#### Set exercise:
Can you change "tab-label" to "tab-title" in the listing below and return the lines starting at the one that has "background-window <box>1198 60 1222 76</box>" and stopping after the one that has "chat-bubble-icon <box>949 860 965 876</box>", with nothing else altered?

(Box annotation data)
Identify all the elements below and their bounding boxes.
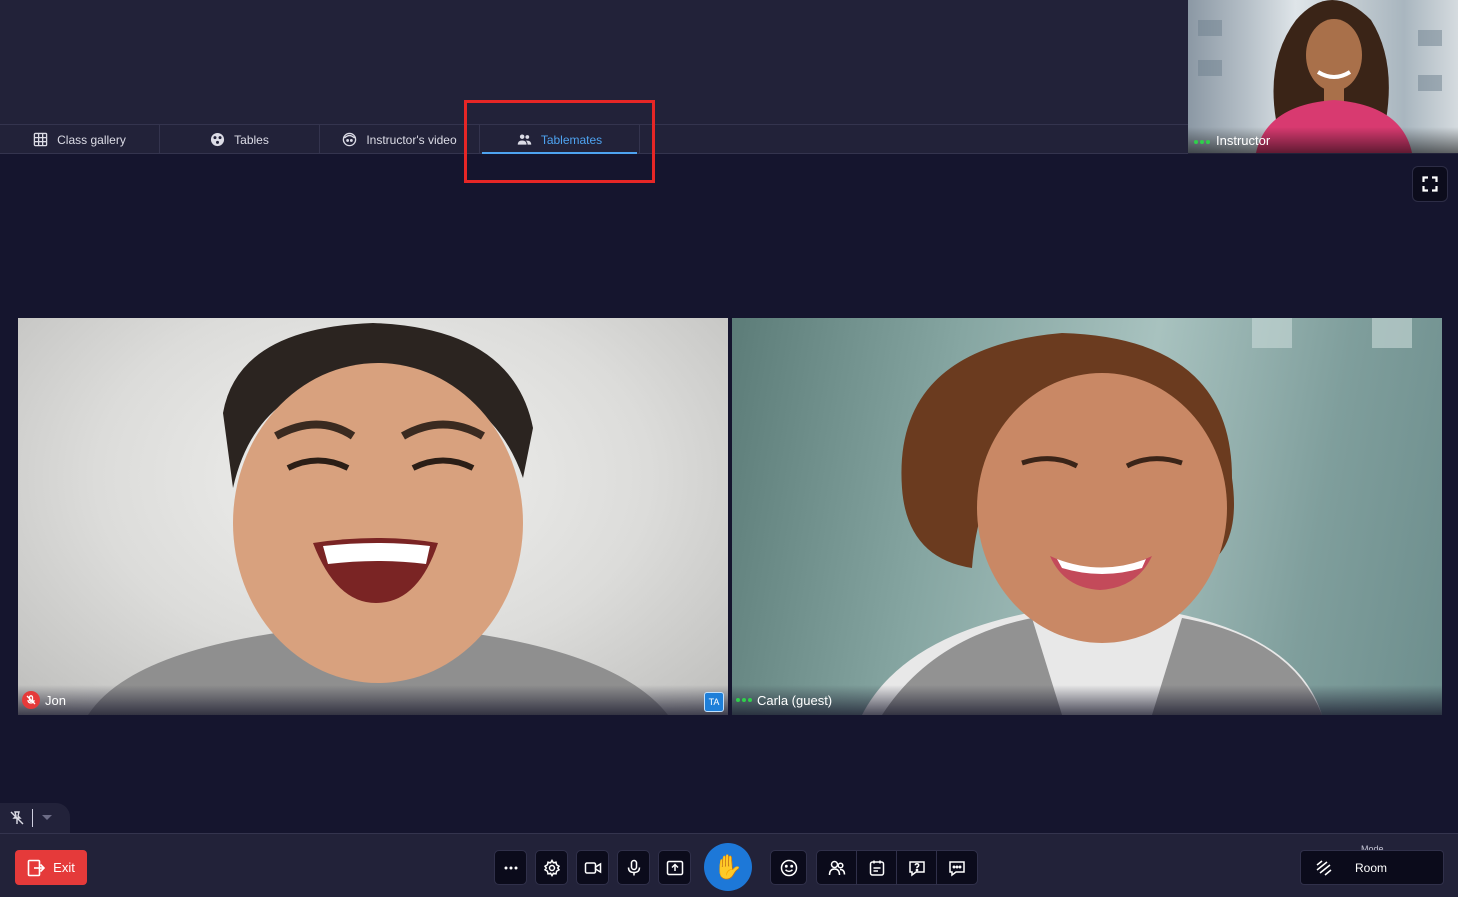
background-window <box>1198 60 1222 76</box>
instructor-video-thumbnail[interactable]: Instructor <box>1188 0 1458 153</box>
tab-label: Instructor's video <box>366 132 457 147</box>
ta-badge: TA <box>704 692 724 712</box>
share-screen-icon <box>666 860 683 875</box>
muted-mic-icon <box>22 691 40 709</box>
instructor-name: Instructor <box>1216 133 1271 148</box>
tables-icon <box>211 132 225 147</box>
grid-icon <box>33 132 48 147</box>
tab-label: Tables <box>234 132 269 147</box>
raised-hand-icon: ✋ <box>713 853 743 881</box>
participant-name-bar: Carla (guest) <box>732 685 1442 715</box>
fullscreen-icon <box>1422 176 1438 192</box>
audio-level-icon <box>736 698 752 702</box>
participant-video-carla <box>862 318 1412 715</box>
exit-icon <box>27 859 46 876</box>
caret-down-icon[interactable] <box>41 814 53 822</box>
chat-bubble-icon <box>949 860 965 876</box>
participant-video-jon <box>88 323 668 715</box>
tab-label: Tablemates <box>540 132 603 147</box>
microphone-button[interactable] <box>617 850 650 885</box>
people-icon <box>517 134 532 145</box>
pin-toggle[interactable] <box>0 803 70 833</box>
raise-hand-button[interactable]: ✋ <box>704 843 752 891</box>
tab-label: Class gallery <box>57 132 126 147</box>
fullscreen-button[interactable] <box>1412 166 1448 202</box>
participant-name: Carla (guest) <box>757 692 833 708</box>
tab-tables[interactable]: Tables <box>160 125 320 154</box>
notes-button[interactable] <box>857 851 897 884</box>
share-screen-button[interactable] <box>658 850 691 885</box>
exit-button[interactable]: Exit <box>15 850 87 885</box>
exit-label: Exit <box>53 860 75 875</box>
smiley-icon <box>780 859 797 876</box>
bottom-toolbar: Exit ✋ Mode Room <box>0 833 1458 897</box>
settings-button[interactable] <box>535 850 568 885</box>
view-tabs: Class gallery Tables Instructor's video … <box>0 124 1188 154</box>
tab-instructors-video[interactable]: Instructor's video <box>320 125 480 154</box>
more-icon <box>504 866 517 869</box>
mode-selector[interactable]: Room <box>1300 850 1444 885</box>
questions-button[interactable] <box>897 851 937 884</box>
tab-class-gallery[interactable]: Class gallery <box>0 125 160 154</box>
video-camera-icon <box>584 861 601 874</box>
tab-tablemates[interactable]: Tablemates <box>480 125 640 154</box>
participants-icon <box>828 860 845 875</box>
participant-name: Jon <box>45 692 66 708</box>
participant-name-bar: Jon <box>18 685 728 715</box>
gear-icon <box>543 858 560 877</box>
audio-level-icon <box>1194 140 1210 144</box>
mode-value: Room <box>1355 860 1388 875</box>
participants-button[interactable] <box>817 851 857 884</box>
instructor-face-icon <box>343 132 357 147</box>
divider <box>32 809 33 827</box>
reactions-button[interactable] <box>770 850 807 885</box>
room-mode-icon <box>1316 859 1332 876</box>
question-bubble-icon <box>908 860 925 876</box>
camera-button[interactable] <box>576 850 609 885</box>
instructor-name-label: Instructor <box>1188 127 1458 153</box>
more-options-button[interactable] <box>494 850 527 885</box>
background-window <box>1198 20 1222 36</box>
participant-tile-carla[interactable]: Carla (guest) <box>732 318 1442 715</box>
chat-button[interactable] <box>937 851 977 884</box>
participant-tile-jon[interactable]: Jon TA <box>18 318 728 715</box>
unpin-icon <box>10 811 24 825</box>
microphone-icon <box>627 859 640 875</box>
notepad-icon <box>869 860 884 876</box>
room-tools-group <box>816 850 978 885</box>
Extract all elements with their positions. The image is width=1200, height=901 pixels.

...

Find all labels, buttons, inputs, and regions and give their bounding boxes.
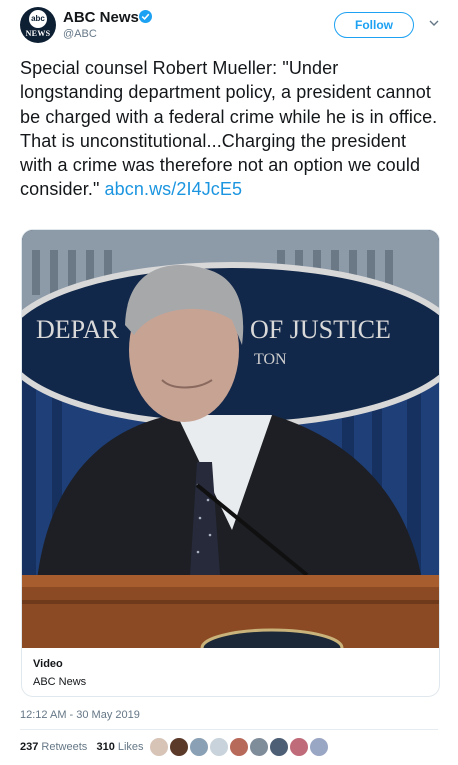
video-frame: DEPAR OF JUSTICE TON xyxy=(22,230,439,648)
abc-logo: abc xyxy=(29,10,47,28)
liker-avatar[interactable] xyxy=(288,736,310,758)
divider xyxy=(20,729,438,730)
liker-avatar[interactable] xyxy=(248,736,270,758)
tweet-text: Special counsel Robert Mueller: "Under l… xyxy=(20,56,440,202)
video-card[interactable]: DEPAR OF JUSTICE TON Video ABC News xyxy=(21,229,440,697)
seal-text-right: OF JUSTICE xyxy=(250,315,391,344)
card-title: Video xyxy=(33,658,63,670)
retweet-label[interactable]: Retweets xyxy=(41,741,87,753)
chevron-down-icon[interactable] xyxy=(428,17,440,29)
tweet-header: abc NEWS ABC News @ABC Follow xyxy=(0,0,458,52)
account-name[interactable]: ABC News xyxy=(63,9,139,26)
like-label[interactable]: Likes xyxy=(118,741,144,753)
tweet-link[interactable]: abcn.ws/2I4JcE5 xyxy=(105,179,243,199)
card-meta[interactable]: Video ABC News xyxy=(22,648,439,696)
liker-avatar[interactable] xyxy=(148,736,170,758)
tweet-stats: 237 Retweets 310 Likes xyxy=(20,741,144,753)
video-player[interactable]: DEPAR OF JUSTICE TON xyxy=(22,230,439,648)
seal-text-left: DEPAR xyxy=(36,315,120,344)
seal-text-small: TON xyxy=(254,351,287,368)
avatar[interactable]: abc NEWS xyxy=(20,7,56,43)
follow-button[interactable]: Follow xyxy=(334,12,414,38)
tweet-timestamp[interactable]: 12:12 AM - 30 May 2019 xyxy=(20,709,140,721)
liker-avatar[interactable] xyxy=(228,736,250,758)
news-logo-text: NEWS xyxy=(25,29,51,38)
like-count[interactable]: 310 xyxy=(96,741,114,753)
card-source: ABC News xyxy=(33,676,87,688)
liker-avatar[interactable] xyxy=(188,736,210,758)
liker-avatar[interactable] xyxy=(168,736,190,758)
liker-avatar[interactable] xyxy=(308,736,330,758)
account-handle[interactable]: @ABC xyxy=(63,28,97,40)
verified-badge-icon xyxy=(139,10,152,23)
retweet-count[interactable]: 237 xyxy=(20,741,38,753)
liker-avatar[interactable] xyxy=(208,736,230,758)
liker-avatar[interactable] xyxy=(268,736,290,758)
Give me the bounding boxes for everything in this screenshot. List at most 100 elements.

#### Exercise answer:
background-window <box>1198 60 1222 76</box>
instructor-video-thumbnail[interactable]: Instructor <box>1188 0 1458 153</box>
tab-title: Instructor's video <box>366 132 457 147</box>
ta-badge: TA <box>704 692 724 712</box>
share-screen-icon <box>666 860 683 875</box>
muted-mic-icon <box>22 691 40 709</box>
instructor-name: Instructor <box>1216 133 1271 148</box>
tables-icon <box>211 132 225 147</box>
grid-icon <box>33 132 48 147</box>
tab-title: Tables <box>234 132 269 147</box>
raised-hand-icon: ✋ <box>713 853 743 881</box>
participant-name-bar: Carla (guest) <box>732 685 1442 715</box>
fullscreen-icon <box>1422 176 1438 192</box>
audio-level-icon <box>736 698 752 702</box>
participant-video-carla <box>862 318 1412 715</box>
exit-icon <box>27 859 46 876</box>
caret-down-icon[interactable] <box>41 814 53 822</box>
chat-bubble-icon <box>949 860 965 876</box>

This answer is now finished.